→ **REQUIREMENT**:
All lines in the data bearing the string "งแวดล" should be identified and copied.

→ **RECORDS FOR THE TASK**:
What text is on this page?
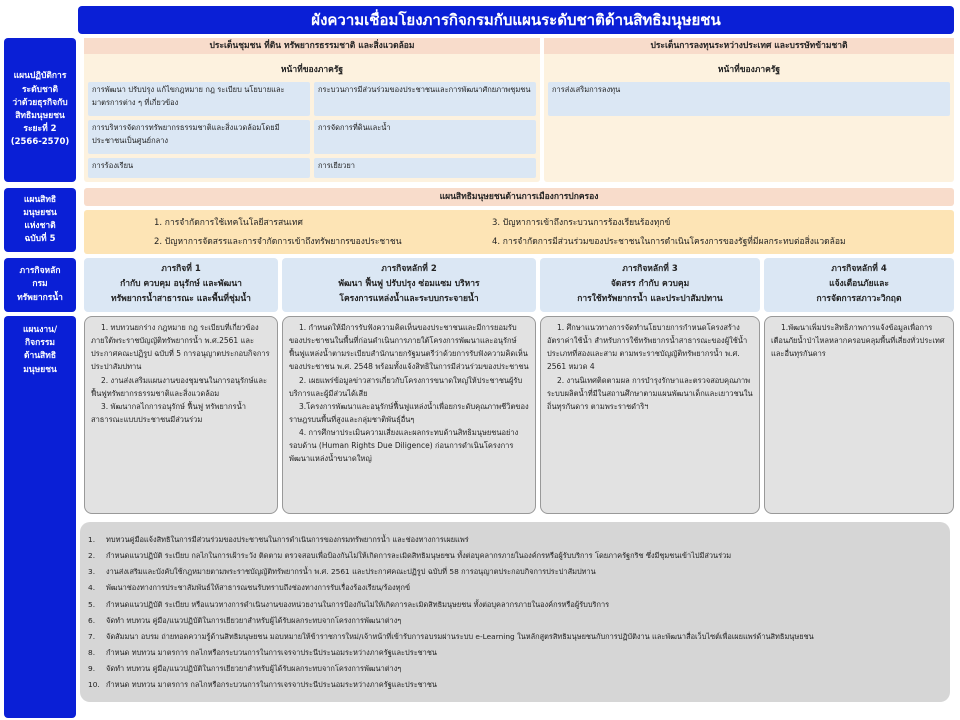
ผังความเชื่อมโยงภารกิจกรมกับแผนระดับชาติด้านสิทธิมนุษยชน
แผนปฏิบัติการ
ระดับชาติ
ว่าด้วยธุรกิจกับ
สิทธิมนุษยชน
ระยะที่ 2
(2566-2570)
แผนสิทธิ
มนุษยชน
แห่งชาติ
ฉบับที่ 5
ภารกิจหลัก
กรม
ทรัพยากรน้ำ
แผนงาน/
กิจกรรม
ด้านสิทธิ
มนุษยชน
ประเด็นชุมชน ที่ดิน ทรัพยากรธรรมชาติ และสิ่งแวดล้อม
หน้าที่ของภาครัฐ
การพัฒนา ปรับปรุง แก้ไขกฎหมาย กฎ ระเบียบ นโยบายและมาตรการต่าง ๆ ที่เกี่ยวข้อง
กระบวนการมีส่วนร่วมของประชาชนและการพัฒนาศักยภาพชุมชน
การบริหารจัดการทรัพยากรธรรมชาติและสิ่งแวดล้อมโดยมีประชาชนเป็นศูนย์กลาง
การจัดการที่ดินและน้ำ
การร้องเรียน	การเยียวยา
ประเด็นการลงทุนระหว่างประเทศ และบรรษัทข้ามชาติ
หน้าที่ของภาครัฐ
การส่งเสริมการลงทุน
แผนสิทธิมนุษยชนด้านการเมืองการปกครอง
1. การจำกัดการใช้เทคโนโลยีสารสนเทศ
2. ปัญหาการจัดสรรและการจำกัดการเข้าถึงทรัพยากรของประชาชน
3. ปัญหาการเข้าถึงกระบวนการร้องเรียนร้องทุกข์
4. การจำกัดการมีส่วนร่วมของประชาชนในการดำเนินโครงการของรัฐที่มีผลกระทบต่อสิ่งแวดล้อม
ภารกิจที่ 1
กำกับ ควบคุม อนุรักษ์ และพัฒนา
ทรัพยากรน้ำสาธารณะ และพื้นที่ชุ่มน้ำ
ภารกิจหลักที่ 2
พัฒนา ฟื้นฟู ปรับปรุง ซ่อมแซม บริหาร
โครงการแหล่งน้ำและระบบกระจายน้ำ
ภารกิจหลักที่ 3
จัดสรร กำกับ ควบคุม
การใช้ทรัพยากรน้ำ และประปาสัมปทาน
ภารกิจหลักที่ 4
แจ้งเตือนภัยและ
การจัดการสภาวะวิกฤต

1. ทบทวนยกร่าง กฎหมาย กฎ ระเบียบที่เกี่ยวข้องภายใต้พระราชบัญญัติทรัพยากรน้ำ พ.ศ.2561 และประกาศคณะปฏิรูป ฉบับที่ 5 การอนุญาตประกอบกิจการประปาสัมปทาน

2. งานส่งเสริมแผนงานของชุมชนในการอนุรักษ์และฟื้นฟูทรัพยากรธรรมชาติและสิ่งแวดล้อม

3. พัฒนากลไกการอนุรักษ์ ฟื้นฟู ทรัพยากรน้ำสาธารณะแบบประชาชนมีส่วนร่วม

1. กำหนดให้มีการรับฟังความคิดเห็นของประชาชนและมีการยอมรับของประชาชนในพื้นที่ก่อนดำเนินการภายใต้โครงการพัฒนาและอนุรักษ์ฟื้นฟูแหล่งน้ำตามระเบียบสำนักนายกรัฐมนตรีว่าด้วยการรับฟังความคิดเห็นของประชาชน พ.ศ. 2548 พร้อมทั้งแจ้งสิทธิในการมีส่วนร่วมของประชาชน

2. เผยแพร่ข้อมูลข่าวสารเกี่ยวกับโครงการขนาดใหญ่ให้ประชาชนผู้รับบริการและผู้มีส่วนได้เสีย

3.โครงการพัฒนาและอนุรักษ์ฟื้นฟูแหล่งน้ำเพื่อยกระดับคุณภาพชีวิตของราษฎรบนพื้นที่สูงและกลุ่มชาติพันธุ์อื่นๆ

4. การศึกษาประเมินความเสี่ยงและผลกระทบด้านสิทธิมนุษยชนอย่างรอบด้าน (Human Rights Due Diligence) ก่อนการดำเนินโครงการพัฒนาแหล่งน้ำขนาดใหญ่

1. ศึกษาแนวทางการจัดทำนโยบายการกำหนดโครงสร้างอัตราค่าใช้น้ำ สำหรับการใช้ทรัพยากรน้ำสาธารณะของผู้ใช้น้ำประเภทที่สองและสาม ตามพระราชบัญญัติทรัพยากรน้ำ พ.ศ. 2561 หมวด 4

2. งานนิเทศติดตามผล การบำรุงรักษาและตรวจสอบคุณภาพระบบผลิตน้ำที่มีในสถานศึกษาตามแผนพัฒนาเด็กและเยาวชนในถิ่นทุรกันดาร ตามพระราชดำริฯ

1.พัฒนาเพิ่มประสิทธิภาพการแจ้งข้อมูลเพื่อการเตือนภัยน้ำป่าไหลหลากครอบคลุมพื้นที่เสี่ยงทั่วประเทศ และอื่นทุรกันดาร

1. ทบทวนคู่มือแจ้งสิทธิในการมีส่วนร่วมของประชาชนในการดำเนินการของกรมทรัพยากรน้ำ และช่องทางการเผยแพร่
2. กำหนดแนวปฏิบัติ ระเบียบ กลไกในการเฝ้าระวัง ติดตาม ตรวจสอบเพื่อป้องกันไม่ให้เกิดการละเมิดสิทธิมนุษยชน ทั้งต่อบุคลากรภายในองค์กรหรือผู้รับบริการ โดยภาครัฐกริช ซึ่งมีชุมชนเข้าไปมีส่วนร่วม
3. งานส่งเสริมและบังคับใช้กฎหมายตามพระราชบัญญัติทรัพยากรน้ำ พ.ศ. 2561 และประกาศคณะปฏิรูป ฉบับที่ 58 การอนุญาตประกอบกิจการประปาสัมปทาน
4. พัฒนาช่องทางการประชาสัมพันธ์ให้สาธารณชนรับทราบถึงช่องทางการรับเรื่องร้องเรียน/ร้องทุกข์
5. กำหนดแนวปฏิบัติ ระเบียบ หรือแนวทางการดำเนินงานของหน่วยงานในการป้องกันไม่ให้เกิดการละเมิดสิทธิมนุษยชน ทั้งต่อบุคลากรภายในองค์กรหรือผู้รับบริการ
6. จัดทำ ทบทวน คู่มือ/แนวปฏิบัติในการเยียวยาสำหรับผู้ได้รับผลกระทบจากโครงการพัฒนาต่างๆ
7. จัดสัมมนา อบรม ถ่ายทอดความรู้ด้านสิทธิมนุษยชน มอบหมายให้ข้าราชการใหม่/เจ้าหน้าที่เข้ารับการอบรมผ่านระบบ e-Learning ในหลักสูตรสิทธิมนุษยชนกับการปฏิบัติงาน และพัฒนาสื่อเว็บไซต์เพื่อเผยแพร่ด้านสิทธิมนุษยชน
8. กำหนด ทบทวน มาตรการ กลไกหรือกระบวนการในการเจรจาประนีประนอมระหว่างภาครัฐและประชาชน
9. จัดทำ ทบทวน คู่มือ/แนวปฏิบัติในการเยียวยาสำหรับผู้ได้รับผลกระทบจากโครงการพัฒนาต่างๆ
10. กำหนด ทบทวน มาตรการ กลไกหรือกระบวนการในการเจรจาประนีประนอมระหว่างภาครัฐและประชาชน
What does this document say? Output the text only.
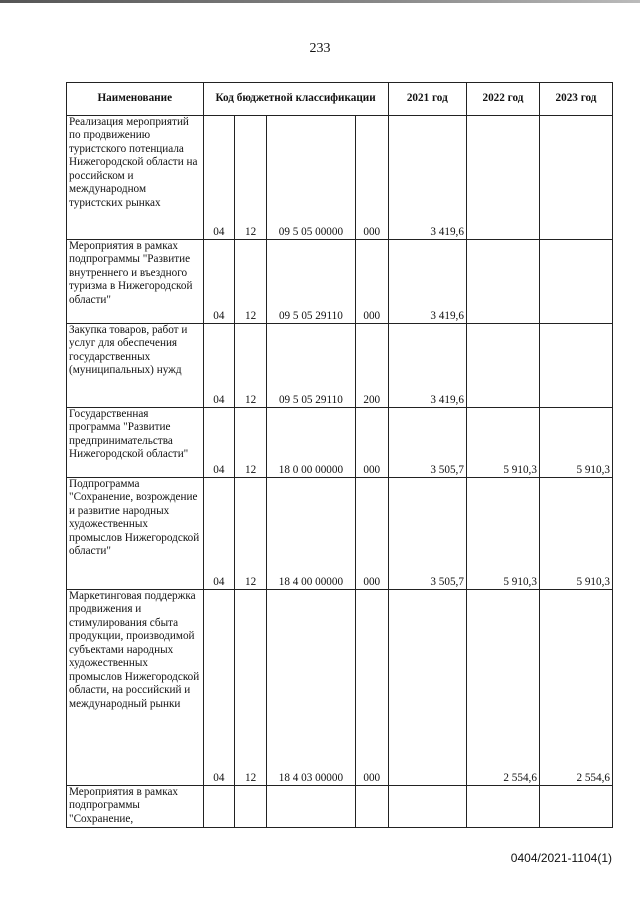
233
Наименование	Код бюджетной классификации				2021 год	2022 год	2023 год
Реализация мероприятий по продвижению туристского потенциала Нижегородской области на российском и международном туристских рынках	04	12	09 5 05 00000	000	3 419,6		
Мероприятия в рамках подпрограммы "Развитие внутреннего и въездного туризма в Нижегородской области"	04	12	09 5 05 29110	000	3 419,6		
Закупка товаров, работ и услуг для обеспечения государственных (муниципальных) нужд	04	12	09 5 05 29110	200	3 419,6		
Государственная программа "Развитие предпринимательства Нижегородской области"	04	12	18 0 00 00000	000	3 505,7	5 910,3	5 910,3
Подпрограмма "Сохранение, возрождение и развитие народных художественных промыслов Нижегородской области"	04	12	18 4 00 00000	000	3 505,7	5 910,3	5 910,3
Маркетинговая поддержка продвижения и стимулирования сбыта продукции, производимой субъектами народных художественных промыслов Нижегородской области, на российский и международный рынки	04	12	18 4 03 00000	000		2 554,6	2 554,6
Мероприятия в рамках подпрограммы "Сохранение,							
0404/2021-1104(1)
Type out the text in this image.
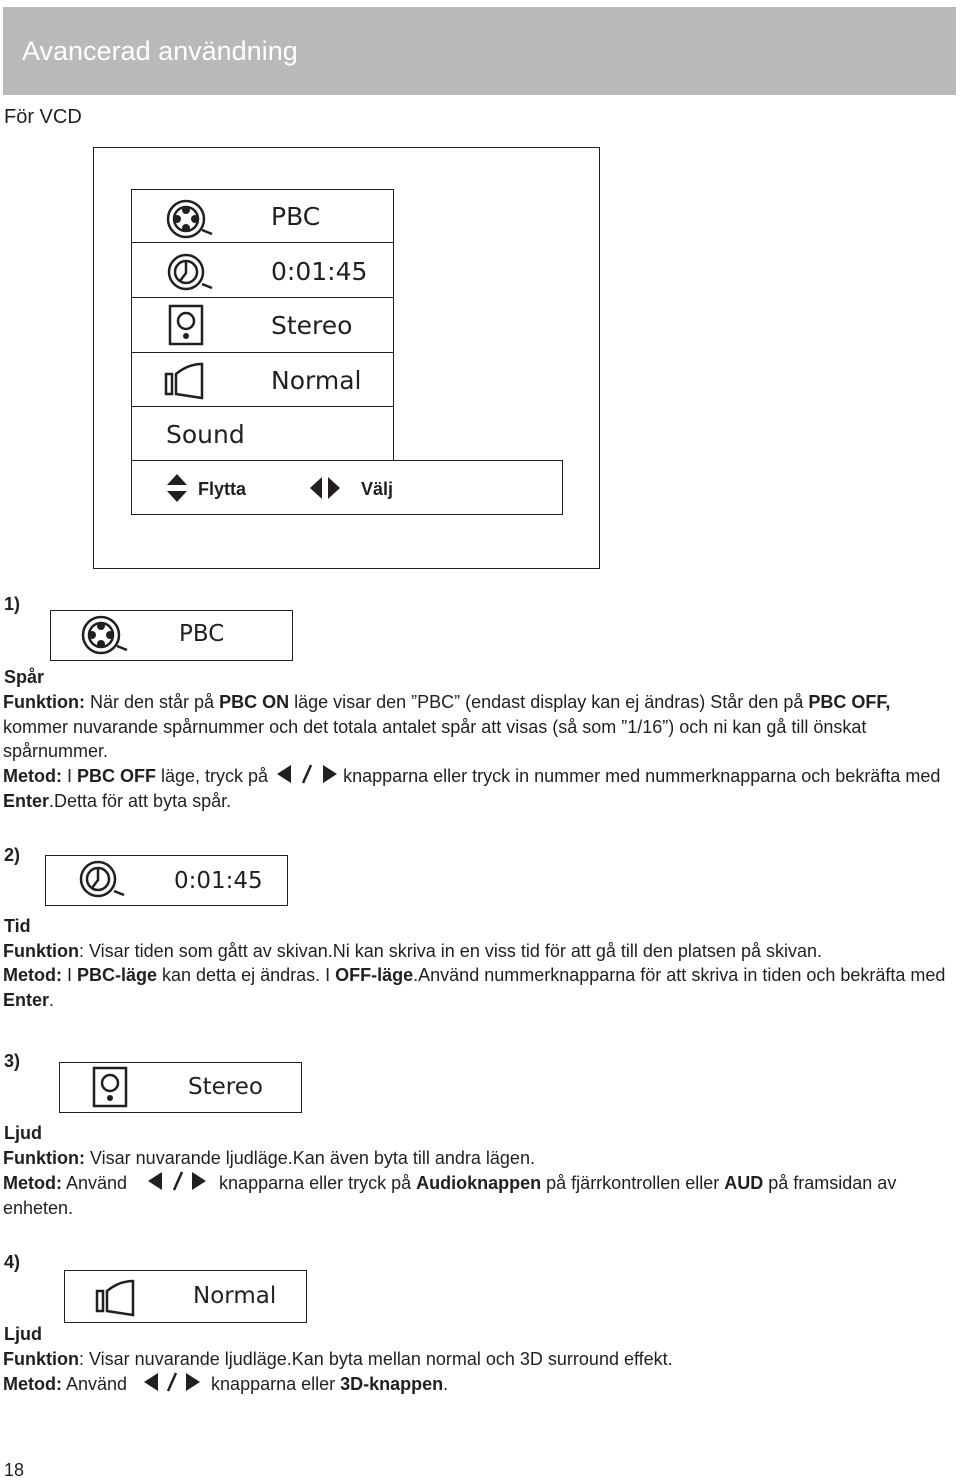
Avancerad användning
För VCD
PBC
0:01:45
Stereo
Normal
Sound
Flytta	Välj
1)
PBC
Spår
Funktion: När den står på PBC ON läge visar den ”PBC” (endast display kan ej ändras) Står den på PBC OFF, kommer nuvarande spårnummer och det totala antalet spår att visas (så som ”1/16”) och ni kan gå till önskat spårnummer.
Metod: I PBC OFF läge, tryck på	knapparna eller tryck in nummer med nummerknapparna och bekräfta med Enter.Detta för att byta spår.
2)
0:01:45
Tid
Funktion: Visar tiden som gått av skivan.Ni kan skriva in en viss tid för att gå till den platsen på skivan.
Metod: I PBC-läge kan detta ej ändras. I OFF-läge.Använd nummerknapparna för att skriva in tiden och bekräfta med Enter.
3)
Stereo
Ljud
Funktion: Visar nuvarande ljudläge.Kan även byta till andra lägen.
Metod: Använd	knapparna eller tryck på Audioknappen på fjärrkontrollen eller AUD på framsidan av enheten.
4)
Normal
Ljud
Funktion: Visar nuvarande ljudläge.Kan byta mellan normal och 3D surround effekt.
Metod: Använd	knapparna eller 3D-knappen.
18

→ **REPLY**:
ประเด็นชุมชน ที่ดิน ทรัพยากรธรรมชาติ และสิ่งแวดล้อม
การบริหารจัดการทรัพยากรธรรมชาติและสิ่งแวดล้อมโดยมีประชาชนเป็นศูนย์กลาง
4. การจำกัดการมีส่วนร่วมของประชาชนในการดำเนินโครงการของรัฐที่มีผลกระทบต่อสิ่งแวดล้อม
2. งานส่งเสริมแผนงานของชุมชนในการอนุรักษ์และฟื้นฟูทรัพยากรธรรมชาติและสิ่งแวดล้อม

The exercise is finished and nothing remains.